Requirements:
Give the data below again exactly as written, without its pictures.

----

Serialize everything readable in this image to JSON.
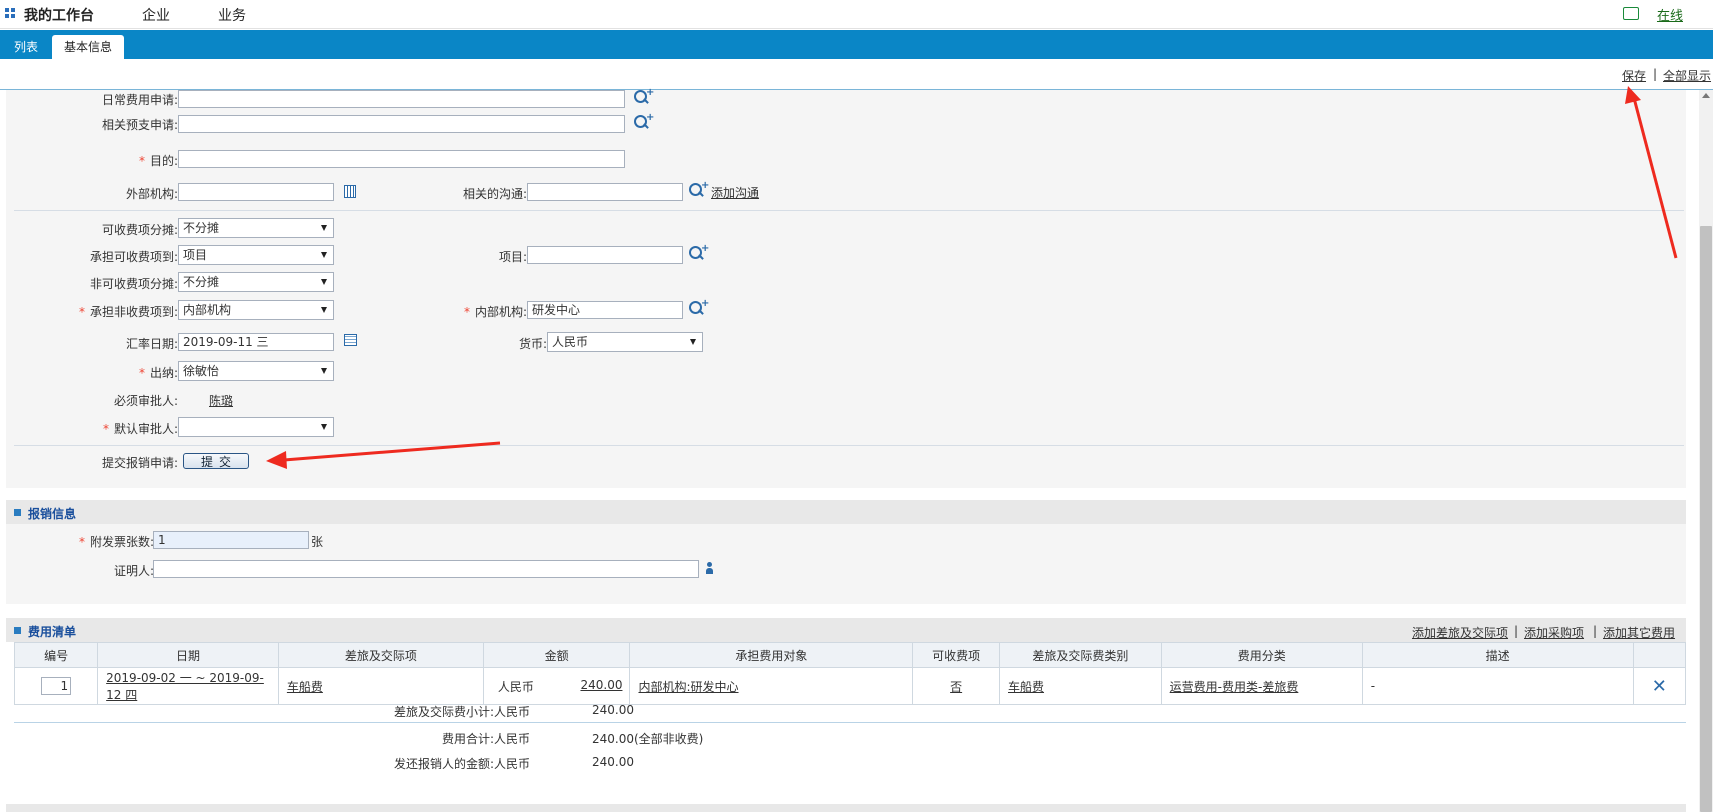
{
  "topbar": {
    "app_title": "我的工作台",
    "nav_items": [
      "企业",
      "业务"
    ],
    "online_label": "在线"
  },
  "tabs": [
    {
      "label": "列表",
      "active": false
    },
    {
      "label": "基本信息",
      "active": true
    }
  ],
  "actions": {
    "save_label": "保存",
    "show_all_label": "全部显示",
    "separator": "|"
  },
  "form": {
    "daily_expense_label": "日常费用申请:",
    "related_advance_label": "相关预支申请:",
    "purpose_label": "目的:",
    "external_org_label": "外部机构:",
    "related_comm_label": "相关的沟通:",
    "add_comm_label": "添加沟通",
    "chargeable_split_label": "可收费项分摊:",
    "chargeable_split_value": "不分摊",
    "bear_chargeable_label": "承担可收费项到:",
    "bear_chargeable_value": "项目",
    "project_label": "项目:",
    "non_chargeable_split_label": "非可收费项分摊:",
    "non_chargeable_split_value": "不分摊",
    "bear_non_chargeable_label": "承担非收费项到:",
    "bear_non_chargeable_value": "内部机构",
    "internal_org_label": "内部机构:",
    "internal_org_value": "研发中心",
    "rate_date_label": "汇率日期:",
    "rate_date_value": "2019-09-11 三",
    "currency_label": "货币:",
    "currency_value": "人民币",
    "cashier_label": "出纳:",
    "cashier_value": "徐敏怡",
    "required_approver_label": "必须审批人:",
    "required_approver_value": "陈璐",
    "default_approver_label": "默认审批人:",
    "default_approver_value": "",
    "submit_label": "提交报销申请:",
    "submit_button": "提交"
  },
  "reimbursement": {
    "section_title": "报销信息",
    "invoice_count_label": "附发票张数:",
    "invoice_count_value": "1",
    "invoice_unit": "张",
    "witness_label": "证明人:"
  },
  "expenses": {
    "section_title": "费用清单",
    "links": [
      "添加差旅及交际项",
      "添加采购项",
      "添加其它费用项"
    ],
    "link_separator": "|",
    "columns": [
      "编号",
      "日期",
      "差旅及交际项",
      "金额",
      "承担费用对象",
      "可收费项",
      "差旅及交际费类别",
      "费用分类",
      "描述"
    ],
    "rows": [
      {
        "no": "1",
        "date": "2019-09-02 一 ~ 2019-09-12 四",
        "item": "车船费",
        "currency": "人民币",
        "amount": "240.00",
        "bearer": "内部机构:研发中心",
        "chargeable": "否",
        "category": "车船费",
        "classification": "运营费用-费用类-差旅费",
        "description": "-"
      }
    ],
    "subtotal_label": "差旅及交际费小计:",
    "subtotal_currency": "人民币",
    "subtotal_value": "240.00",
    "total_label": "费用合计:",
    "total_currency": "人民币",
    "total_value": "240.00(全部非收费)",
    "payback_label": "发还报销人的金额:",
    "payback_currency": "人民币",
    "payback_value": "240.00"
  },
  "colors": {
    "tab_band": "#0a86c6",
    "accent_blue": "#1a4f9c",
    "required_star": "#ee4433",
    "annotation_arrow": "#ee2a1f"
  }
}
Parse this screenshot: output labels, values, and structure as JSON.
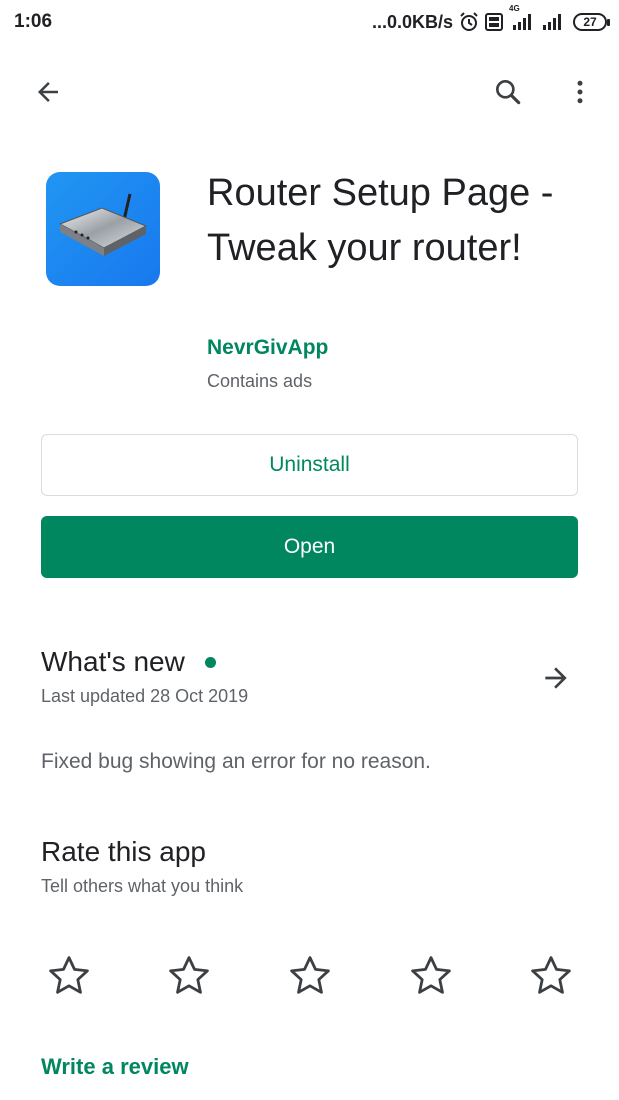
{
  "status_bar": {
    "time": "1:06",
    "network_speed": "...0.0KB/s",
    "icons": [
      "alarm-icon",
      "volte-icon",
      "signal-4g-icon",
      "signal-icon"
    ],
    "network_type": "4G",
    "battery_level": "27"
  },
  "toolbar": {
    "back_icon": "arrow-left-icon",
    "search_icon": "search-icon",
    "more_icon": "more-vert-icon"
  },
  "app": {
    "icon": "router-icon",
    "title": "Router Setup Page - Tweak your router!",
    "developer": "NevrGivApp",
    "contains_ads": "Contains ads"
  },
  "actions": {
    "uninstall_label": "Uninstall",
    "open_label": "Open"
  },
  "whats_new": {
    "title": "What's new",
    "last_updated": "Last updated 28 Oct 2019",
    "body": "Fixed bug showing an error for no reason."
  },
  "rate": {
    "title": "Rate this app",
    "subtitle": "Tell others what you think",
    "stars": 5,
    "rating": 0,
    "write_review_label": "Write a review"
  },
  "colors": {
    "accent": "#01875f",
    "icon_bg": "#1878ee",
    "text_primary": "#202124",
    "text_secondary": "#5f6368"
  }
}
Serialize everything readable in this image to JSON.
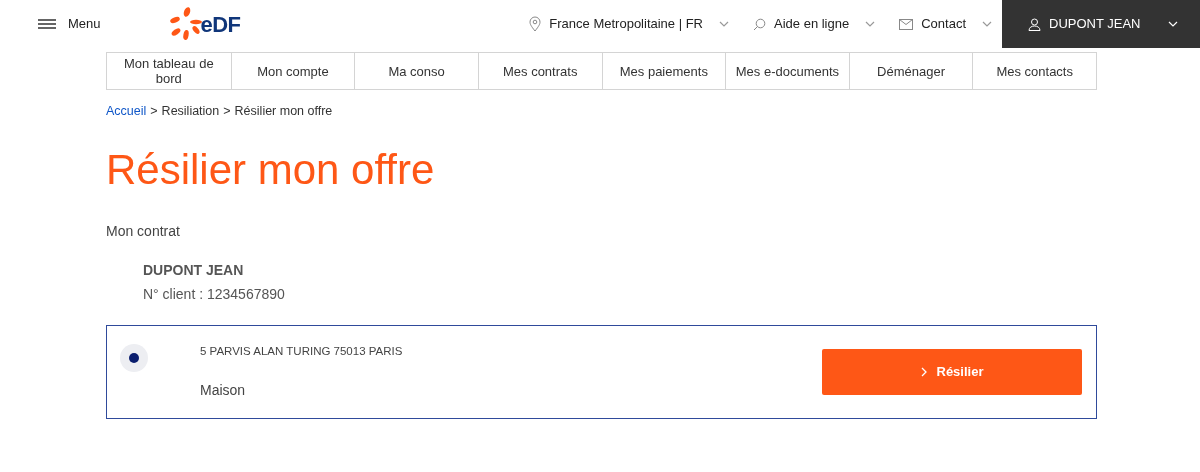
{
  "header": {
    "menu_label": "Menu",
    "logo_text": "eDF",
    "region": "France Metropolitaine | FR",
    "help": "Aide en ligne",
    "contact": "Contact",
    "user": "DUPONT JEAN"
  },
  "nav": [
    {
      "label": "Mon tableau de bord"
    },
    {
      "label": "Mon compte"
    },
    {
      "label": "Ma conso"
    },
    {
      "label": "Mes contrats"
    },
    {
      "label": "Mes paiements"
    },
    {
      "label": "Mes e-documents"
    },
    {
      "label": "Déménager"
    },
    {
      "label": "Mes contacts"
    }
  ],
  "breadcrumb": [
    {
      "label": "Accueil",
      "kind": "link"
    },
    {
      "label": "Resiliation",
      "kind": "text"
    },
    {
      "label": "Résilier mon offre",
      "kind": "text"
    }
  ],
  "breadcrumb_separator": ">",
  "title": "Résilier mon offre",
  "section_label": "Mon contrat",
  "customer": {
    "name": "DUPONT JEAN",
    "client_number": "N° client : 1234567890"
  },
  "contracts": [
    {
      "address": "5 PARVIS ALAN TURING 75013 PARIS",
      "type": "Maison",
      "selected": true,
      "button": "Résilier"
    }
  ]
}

----

The response:
Serialize everything readable in this image to JSON.
{
  "topbar": {
    "app_title": "我的工作台",
    "nav_items": [
      "企业",
      "业务"
    ],
    "online_label": "在线"
  },
  "tabs": [
    {
      "label": "列表",
      "active": false
    },
    {
      "label": "基本信息",
      "active": true
    }
  ],
  "actions": {
    "save_label": "保存",
    "show_all_label": "全部显示",
    "separator": "|"
  },
  "form": {
    "daily_expense_label": "日常费用申请:",
    "related_advance_label": "相关预支申请:",
    "purpose_label": "目的:",
    "external_org_label": "外部机构:",
    "related_comm_label": "相关的沟通:",
    "add_comm_label": "添加沟通",
    "chargeable_split_label": "可收费项分摊:",
    "chargeable_split_value": "不分摊",
    "bear_chargeable_label": "承担可收费项到:",
    "bear_chargeable_value": "项目",
    "project_label": "项目:",
    "non_chargeable_split_label": "非可收费项分摊:",
    "non_chargeable_split_value": "不分摊",
    "bear_non_chargeable_label": "承担非收费项到:",
    "bear_non_chargeable_value": "内部机构",
    "internal_org_label": "内部机构:",
    "internal_org_value": "研发中心",
    "rate_date_label": "汇率日期:",
    "rate_date_value": "2019-09-11 三",
    "currency_label": "货币:",
    "currency_value": "人民币",
    "cashier_label": "出纳:",
    "cashier_value": "徐敏怡",
    "required_approver_label": "必须审批人:",
    "required_approver_value": "陈璐",
    "default_approver_label": "默认审批人:",
    "default_approver_value": "",
    "submit_label": "提交报销申请:",
    "submit_button": "提交"
  },
  "reimbursement": {
    "section_title": "报销信息",
    "invoice_count_label": "附发票张数:",
    "invoice_count_value": "1",
    "invoice_unit": "张",
    "witness_label": "证明人:"
  },
  "expenses": {
    "section_title": "费用清单",
    "links": [
      "添加差旅及交际项",
      "添加采购项",
      "添加其它费用项"
    ],
    "link_separator": "|",
    "columns": [
      "编号",
      "日期",
      "差旅及交际项",
      "金额",
      "承担费用对象",
      "可收费项",
      "差旅及交际费类别",
      "费用分类",
      "描述"
    ],
    "rows": [
      {
        "no": "1",
        "date": "2019-09-02 一 ~ 2019-09-12 四",
        "item": "车船费",
        "currency": "人民币",
        "amount": "240.00",
        "bearer": "内部机构:研发中心",
        "chargeable": "否",
        "category": "车船费",
        "classification": "运营费用-费用类-差旅费",
        "description": "-"
      }
    ],
    "subtotal_label": "差旅及交际费小计:",
    "subtotal_currency": "人民币",
    "subtotal_value": "240.00",
    "total_label": "费用合计:",
    "total_currency": "人民币",
    "total_value": "240.00(全部非收费)",
    "payback_label": "发还报销人的金额:",
    "payback_currency": "人民币",
    "payback_value": "240.00"
  },
  "colors": {
    "tab_band": "#0a86c6",
    "accent_blue": "#1a4f9c",
    "required_star": "#ee4433",
    "annotation_arrow": "#ee2a1f"
  }
}
Parse this screenshot: output labels, values, and structure as JSON.
{
  "status_bar": {
    "time": "1:06",
    "network_speed": "...0.0KB/s",
    "icons": [
      "alarm-icon",
      "volte-icon",
      "signal-4g-icon",
      "signal-icon"
    ],
    "network_type": "4G",
    "battery_level": "27"
  },
  "toolbar": {
    "back_icon": "arrow-left-icon",
    "search_icon": "search-icon",
    "more_icon": "more-vert-icon"
  },
  "app": {
    "icon": "router-icon",
    "title": "Router Setup Page - Tweak your router!",
    "developer": "NevrGivApp",
    "contains_ads": "Contains ads"
  },
  "actions": {
    "uninstall_label": "Uninstall",
    "open_label": "Open"
  },
  "whats_new": {
    "title": "What's new",
    "last_updated": "Last updated 28 Oct 2019",
    "body": "Fixed bug showing an error for no reason."
  },
  "rate": {
    "title": "Rate this app",
    "subtitle": "Tell others what you think",
    "stars": 5,
    "rating": 0,
    "write_review_label": "Write a review"
  },
  "colors": {
    "accent": "#01875f",
    "icon_bg": "#1878ee",
    "text_primary": "#202124",
    "text_secondary": "#5f6368"
  }
}
Serialize everything readable in this image to JSON.
{
  "header": {
    "menu_label": "Menu",
    "logo_text": "eDF",
    "region": "France Metropolitaine | FR",
    "help": "Aide en ligne",
    "contact": "Contact",
    "user": "DUPONT JEAN"
  },
  "nav": [
    {
      "label": "Mon tableau de bord"
    },
    {
      "label": "Mon compte"
    },
    {
      "label": "Ma conso"
    },
    {
      "label": "Mes contrats"
    },
    {
      "label": "Mes paiements"
    },
    {
      "label": "Mes e-documents"
    },
    {
      "label": "Déménager"
    },
    {
      "label": "Mes contacts"
    }
  ],
  "breadcrumb": [
    {
      "label": "Accueil",
      "kind": "link"
    },
    {
      "label": "Resiliation",
      "kind": "text"
    },
    {
      "label": "Résilier mon offre",
      "kind": "text"
    }
  ],
  "breadcrumb_separator": ">",
  "title": "Résilier mon offre",
  "section_label": "Mon contrat",
  "customer": {
    "name": "DUPONT JEAN",
    "client_number": "N° client : 1234567890"
  },
  "contracts": [
    {
      "address": "5 PARVIS ALAN TURING 75013 PARIS",
      "type": "Maison",
      "selected": true,
      "button": "Résilier"
    }
  ]
}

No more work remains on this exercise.